Exercise directions - Exactly repeat all the records below, omitting the images they hold.

Input -
++++++++
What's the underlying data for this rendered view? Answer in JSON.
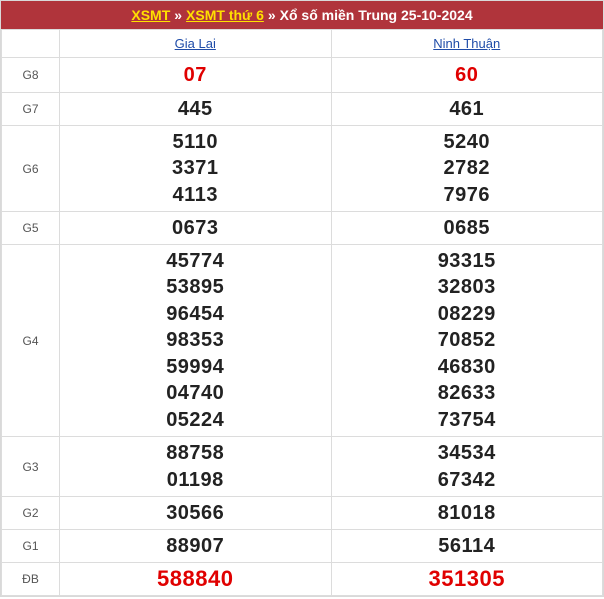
{
  "header": {
    "link1": "XSMT",
    "sep1": "»",
    "link2": "XSMT thứ 6",
    "sep2": "»",
    "title": "Xổ số miền Trung 25-10-2024"
  },
  "provinces": [
    "Gia Lai",
    "Ninh Thuận"
  ],
  "prizes": [
    {
      "label": "G8",
      "cols": [
        [
          "07"
        ],
        [
          "60"
        ]
      ]
    },
    {
      "label": "G7",
      "cols": [
        [
          "445"
        ],
        [
          "461"
        ]
      ]
    },
    {
      "label": "G6",
      "cols": [
        [
          "5110",
          "3371",
          "4113"
        ],
        [
          "5240",
          "2782",
          "7976"
        ]
      ]
    },
    {
      "label": "G5",
      "cols": [
        [
          "0673"
        ],
        [
          "0685"
        ]
      ]
    },
    {
      "label": "G4",
      "cols": [
        [
          "45774",
          "53895",
          "96454",
          "98353",
          "59994",
          "04740",
          "05224"
        ],
        [
          "93315",
          "32803",
          "08229",
          "70852",
          "46830",
          "82633",
          "73754"
        ]
      ]
    },
    {
      "label": "G3",
      "cols": [
        [
          "88758",
          "01198"
        ],
        [
          "34534",
          "67342"
        ]
      ]
    },
    {
      "label": "G2",
      "cols": [
        [
          "30566"
        ],
        [
          "81018"
        ]
      ]
    },
    {
      "label": "G1",
      "cols": [
        [
          "88907"
        ],
        [
          "56114"
        ]
      ]
    },
    {
      "label": "ĐB",
      "cols": [
        [
          "588840"
        ],
        [
          "351305"
        ]
      ]
    }
  ],
  "colors": {
    "header_bg": "#b0343b",
    "header_link": "#ffe000",
    "highlight_red": "#e00000",
    "province_link": "#1f4ca8"
  }
}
++++++++
Answer for this exercise -
What's the underlying data for this rendered view? Answer in JSON.
{
  "header": {
    "link1": "XSMT",
    "sep1": "»",
    "link2": "XSMT thứ 6",
    "sep2": "»",
    "title": "Xổ số miền Trung 25-10-2024"
  },
  "provinces": [
    "Gia Lai",
    "Ninh Thuận"
  ],
  "prizes": [
    {
      "label": "G8",
      "cols": [
        [
          "07"
        ],
        [
          "60"
        ]
      ]
    },
    {
      "label": "G7",
      "cols": [
        [
          "445"
        ],
        [
          "461"
        ]
      ]
    },
    {
      "label": "G6",
      "cols": [
        [
          "5110",
          "3371",
          "4113"
        ],
        [
          "5240",
          "2782",
          "7976"
        ]
      ]
    },
    {
      "label": "G5",
      "cols": [
        [
          "0673"
        ],
        [
          "0685"
        ]
      ]
    },
    {
      "label": "G4",
      "cols": [
        [
          "45774",
          "53895",
          "96454",
          "98353",
          "59994",
          "04740",
          "05224"
        ],
        [
          "93315",
          "32803",
          "08229",
          "70852",
          "46830",
          "82633",
          "73754"
        ]
      ]
    },
    {
      "label": "G3",
      "cols": [
        [
          "88758",
          "01198"
        ],
        [
          "34534",
          "67342"
        ]
      ]
    },
    {
      "label": "G2",
      "cols": [
        [
          "30566"
        ],
        [
          "81018"
        ]
      ]
    },
    {
      "label": "G1",
      "cols": [
        [
          "88907"
        ],
        [
          "56114"
        ]
      ]
    },
    {
      "label": "ĐB",
      "cols": [
        [
          "588840"
        ],
        [
          "351305"
        ]
      ]
    }
  ],
  "colors": {
    "header_bg": "#b0343b",
    "header_link": "#ffe000",
    "highlight_red": "#e00000",
    "province_link": "#1f4ca8"
  }
}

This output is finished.